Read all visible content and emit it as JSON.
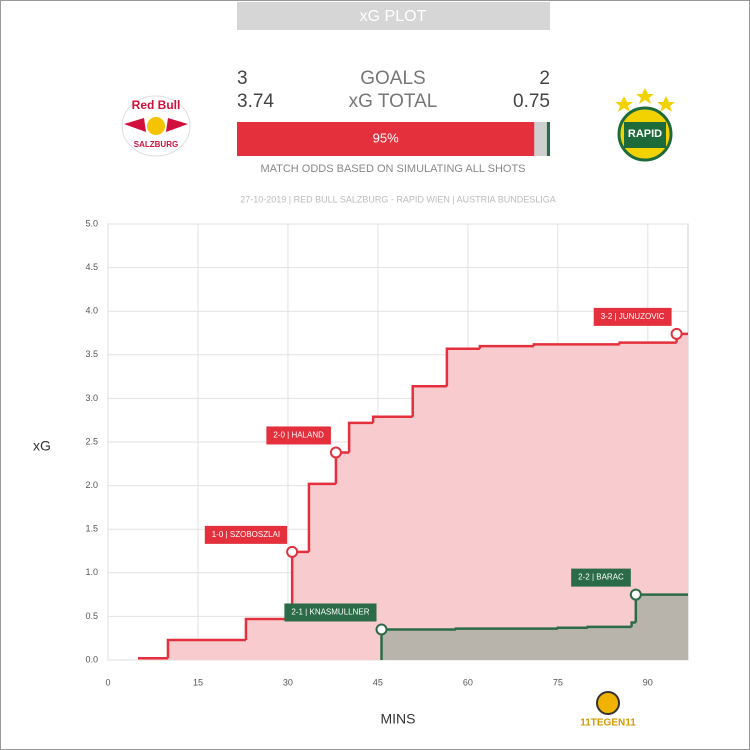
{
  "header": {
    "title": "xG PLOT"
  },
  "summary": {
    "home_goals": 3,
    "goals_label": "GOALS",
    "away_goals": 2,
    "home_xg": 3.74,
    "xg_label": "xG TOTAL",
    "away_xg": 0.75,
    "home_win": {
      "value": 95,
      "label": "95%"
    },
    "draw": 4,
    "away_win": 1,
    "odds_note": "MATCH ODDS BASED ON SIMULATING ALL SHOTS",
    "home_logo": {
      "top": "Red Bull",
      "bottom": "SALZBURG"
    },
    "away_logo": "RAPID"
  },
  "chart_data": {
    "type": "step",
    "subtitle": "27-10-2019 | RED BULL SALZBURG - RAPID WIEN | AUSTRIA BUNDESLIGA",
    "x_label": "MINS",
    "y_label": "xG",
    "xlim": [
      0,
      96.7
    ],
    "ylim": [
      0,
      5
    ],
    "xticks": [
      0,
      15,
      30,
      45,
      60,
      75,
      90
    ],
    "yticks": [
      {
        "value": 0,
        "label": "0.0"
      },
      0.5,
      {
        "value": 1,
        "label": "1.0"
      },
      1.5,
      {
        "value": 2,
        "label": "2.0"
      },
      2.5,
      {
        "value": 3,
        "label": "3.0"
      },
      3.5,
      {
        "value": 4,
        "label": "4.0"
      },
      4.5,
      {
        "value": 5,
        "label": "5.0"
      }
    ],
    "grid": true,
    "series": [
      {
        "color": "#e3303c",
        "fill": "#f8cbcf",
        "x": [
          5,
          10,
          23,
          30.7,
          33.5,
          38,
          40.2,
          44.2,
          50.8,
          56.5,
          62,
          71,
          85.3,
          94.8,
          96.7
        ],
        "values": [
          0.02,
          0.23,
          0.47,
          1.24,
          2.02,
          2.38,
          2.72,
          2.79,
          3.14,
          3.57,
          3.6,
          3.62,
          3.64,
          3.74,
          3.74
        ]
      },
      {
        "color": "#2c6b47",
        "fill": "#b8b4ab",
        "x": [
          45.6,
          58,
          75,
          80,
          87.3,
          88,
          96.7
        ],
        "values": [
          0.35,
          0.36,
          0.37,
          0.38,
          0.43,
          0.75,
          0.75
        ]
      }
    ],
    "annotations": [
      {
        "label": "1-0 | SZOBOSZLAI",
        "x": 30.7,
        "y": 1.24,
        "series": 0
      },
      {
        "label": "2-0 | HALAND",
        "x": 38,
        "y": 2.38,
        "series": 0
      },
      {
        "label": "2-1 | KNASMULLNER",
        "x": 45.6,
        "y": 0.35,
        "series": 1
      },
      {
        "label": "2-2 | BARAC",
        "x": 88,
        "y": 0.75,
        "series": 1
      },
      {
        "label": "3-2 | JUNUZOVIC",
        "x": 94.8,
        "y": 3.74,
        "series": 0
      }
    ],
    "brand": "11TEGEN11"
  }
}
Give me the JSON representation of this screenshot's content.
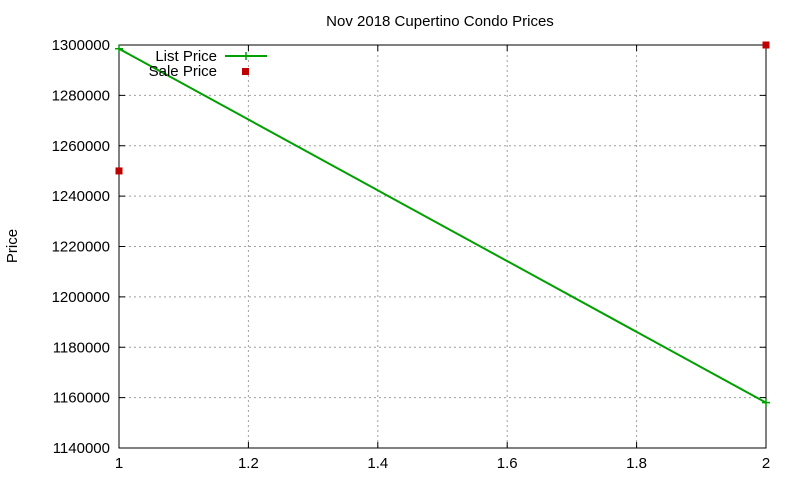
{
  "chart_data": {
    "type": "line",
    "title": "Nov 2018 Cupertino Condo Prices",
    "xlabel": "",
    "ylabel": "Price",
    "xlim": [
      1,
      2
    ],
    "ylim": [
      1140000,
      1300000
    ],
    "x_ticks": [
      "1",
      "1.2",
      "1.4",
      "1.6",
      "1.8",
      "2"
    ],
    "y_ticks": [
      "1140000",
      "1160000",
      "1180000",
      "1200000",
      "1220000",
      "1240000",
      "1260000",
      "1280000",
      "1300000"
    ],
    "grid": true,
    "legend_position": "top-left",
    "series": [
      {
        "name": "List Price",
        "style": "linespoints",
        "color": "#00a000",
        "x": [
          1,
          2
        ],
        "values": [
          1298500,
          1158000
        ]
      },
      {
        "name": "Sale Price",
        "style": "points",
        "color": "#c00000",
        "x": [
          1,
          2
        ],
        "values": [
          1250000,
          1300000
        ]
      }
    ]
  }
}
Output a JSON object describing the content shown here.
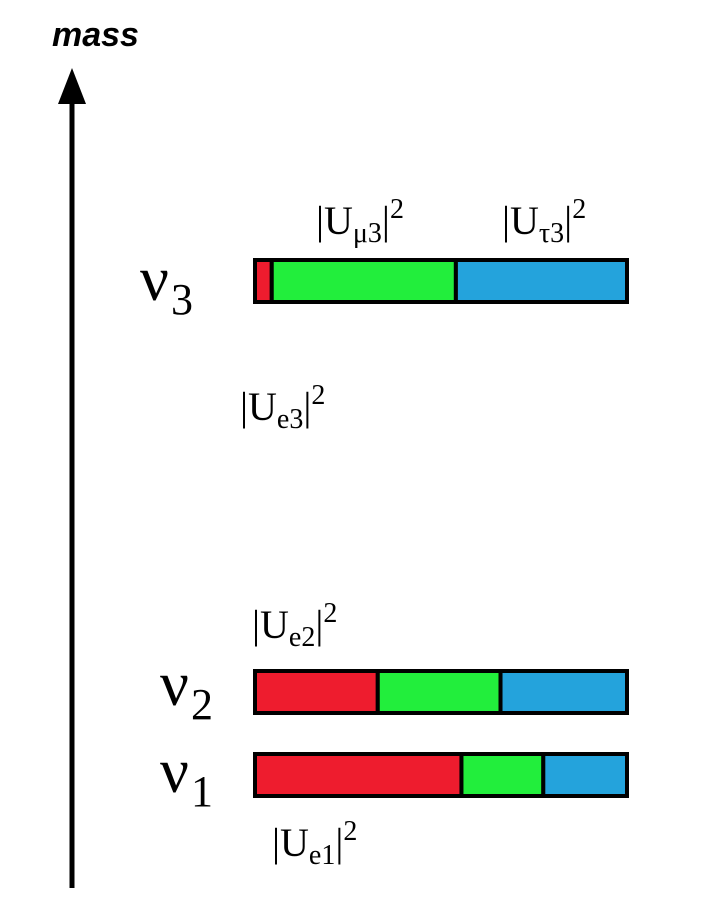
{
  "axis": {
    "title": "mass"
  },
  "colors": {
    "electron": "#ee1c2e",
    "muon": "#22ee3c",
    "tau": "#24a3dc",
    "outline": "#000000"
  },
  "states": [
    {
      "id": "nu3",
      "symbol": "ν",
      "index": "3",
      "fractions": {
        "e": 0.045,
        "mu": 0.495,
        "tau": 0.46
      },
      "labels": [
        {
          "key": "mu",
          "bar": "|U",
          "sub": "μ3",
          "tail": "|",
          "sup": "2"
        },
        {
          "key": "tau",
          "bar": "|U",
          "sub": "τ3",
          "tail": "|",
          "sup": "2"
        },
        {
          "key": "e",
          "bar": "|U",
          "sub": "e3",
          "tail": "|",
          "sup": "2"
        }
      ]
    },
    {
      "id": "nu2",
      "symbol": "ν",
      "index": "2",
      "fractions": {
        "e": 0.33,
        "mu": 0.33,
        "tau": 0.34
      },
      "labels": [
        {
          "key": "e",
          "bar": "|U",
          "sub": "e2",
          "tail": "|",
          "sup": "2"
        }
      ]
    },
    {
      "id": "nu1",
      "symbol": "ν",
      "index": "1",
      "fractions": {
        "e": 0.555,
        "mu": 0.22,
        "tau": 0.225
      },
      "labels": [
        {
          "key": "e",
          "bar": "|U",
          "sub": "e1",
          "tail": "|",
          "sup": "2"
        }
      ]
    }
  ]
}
#####
Repeat the material exactly as it reads, without any of its pictures.

§ **Solution**
Read all visible content and emit it as JSON.
{
  "header": {
    "title": "xG PLOT"
  },
  "summary": {
    "home_goals": 3,
    "goals_label": "GOALS",
    "away_goals": 2,
    "home_xg": 3.74,
    "xg_label": "xG TOTAL",
    "away_xg": 0.75,
    "home_win": {
      "value": 95,
      "label": "95%"
    },
    "draw": 4,
    "away_win": 1,
    "odds_note": "MATCH ODDS BASED ON SIMULATING ALL SHOTS",
    "home_logo": {
      "top": "Red Bull",
      "bottom": "SALZBURG"
    },
    "away_logo": "RAPID"
  },
  "chart_data": {
    "type": "step",
    "subtitle": "27-10-2019 | RED BULL SALZBURG - RAPID WIEN | AUSTRIA BUNDESLIGA",
    "x_label": "MINS",
    "y_label": "xG",
    "xlim": [
      0,
      96.7
    ],
    "ylim": [
      0,
      5
    ],
    "xticks": [
      0,
      15,
      30,
      45,
      60,
      75,
      90
    ],
    "yticks": [
      {
        "value": 0,
        "label": "0.0"
      },
      0.5,
      {
        "value": 1,
        "label": "1.0"
      },
      1.5,
      {
        "value": 2,
        "label": "2.0"
      },
      2.5,
      {
        "value": 3,
        "label": "3.0"
      },
      3.5,
      {
        "value": 4,
        "label": "4.0"
      },
      4.5,
      {
        "value": 5,
        "label": "5.0"
      }
    ],
    "grid": true,
    "series": [
      {
        "color": "#e3303c",
        "fill": "#f8cbcf",
        "x": [
          5,
          10,
          23,
          30.7,
          33.5,
          38,
          40.2,
          44.2,
          50.8,
          56.5,
          62,
          71,
          85.3,
          94.8,
          96.7
        ],
        "values": [
          0.02,
          0.23,
          0.47,
          1.24,
          2.02,
          2.38,
          2.72,
          2.79,
          3.14,
          3.57,
          3.6,
          3.62,
          3.64,
          3.74,
          3.74
        ]
      },
      {
        "color": "#2c6b47",
        "fill": "#b8b4ab",
        "x": [
          45.6,
          58,
          75,
          80,
          87.3,
          88,
          96.7
        ],
        "values": [
          0.35,
          0.36,
          0.37,
          0.38,
          0.43,
          0.75,
          0.75
        ]
      }
    ],
    "annotations": [
      {
        "label": "1-0 | SZOBOSZLAI",
        "x": 30.7,
        "y": 1.24,
        "series": 0
      },
      {
        "label": "2-0 | HALAND",
        "x": 38,
        "y": 2.38,
        "series": 0
      },
      {
        "label": "2-1 | KNASMULLNER",
        "x": 45.6,
        "y": 0.35,
        "series": 1
      },
      {
        "label": "2-2 | BARAC",
        "x": 88,
        "y": 0.75,
        "series": 1
      },
      {
        "label": "3-2 | JUNUZOVIC",
        "x": 94.8,
        "y": 3.74,
        "series": 0
      }
    ],
    "brand": "11TEGEN11"
  }
}
Give me the JSON representation of this screenshot's content.
{
  "chart_data": {
    "type": "line",
    "title": "Nov 2018 Cupertino Condo Prices",
    "xlabel": "",
    "ylabel": "Price",
    "xlim": [
      1,
      2
    ],
    "ylim": [
      1140000,
      1300000
    ],
    "x_ticks": [
      "1",
      "1.2",
      "1.4",
      "1.6",
      "1.8",
      "2"
    ],
    "y_ticks": [
      "1140000",
      "1160000",
      "1180000",
      "1200000",
      "1220000",
      "1240000",
      "1260000",
      "1280000",
      "1300000"
    ],
    "grid": true,
    "legend_position": "top-left",
    "series": [
      {
        "name": "List Price",
        "style": "linespoints",
        "color": "#00a000",
        "x": [
          1,
          2
        ],
        "values": [
          1298500,
          1158000
        ]
      },
      {
        "name": "Sale Price",
        "style": "points",
        "color": "#c00000",
        "x": [
          1,
          2
        ],
        "values": [
          1250000,
          1300000
        ]
      }
    ]
  }
}
Output a JSON object describing the content shown here.
{
  "axis": {
    "title": "mass"
  },
  "colors": {
    "electron": "#ee1c2e",
    "muon": "#22ee3c",
    "tau": "#24a3dc",
    "outline": "#000000"
  },
  "states": [
    {
      "id": "nu3",
      "symbol": "ν",
      "index": "3",
      "fractions": {
        "e": 0.045,
        "mu": 0.495,
        "tau": 0.46
      },
      "labels": [
        {
          "key": "mu",
          "bar": "|U",
          "sub": "μ3",
          "tail": "|",
          "sup": "2"
        },
        {
          "key": "tau",
          "bar": "|U",
          "sub": "τ3",
          "tail": "|",
          "sup": "2"
        },
        {
          "key": "e",
          "bar": "|U",
          "sub": "e3",
          "tail": "|",
          "sup": "2"
        }
      ]
    },
    {
      "id": "nu2",
      "symbol": "ν",
      "index": "2",
      "fractions": {
        "e": 0.33,
        "mu": 0.33,
        "tau": 0.34
      },
      "labels": [
        {
          "key": "e",
          "bar": "|U",
          "sub": "e2",
          "tail": "|",
          "sup": "2"
        }
      ]
    },
    {
      "id": "nu1",
      "symbol": "ν",
      "index": "1",
      "fractions": {
        "e": 0.555,
        "mu": 0.22,
        "tau": 0.225
      },
      "labels": [
        {
          "key": "e",
          "bar": "|U",
          "sub": "e1",
          "tail": "|",
          "sup": "2"
        }
      ]
    }
  ]
}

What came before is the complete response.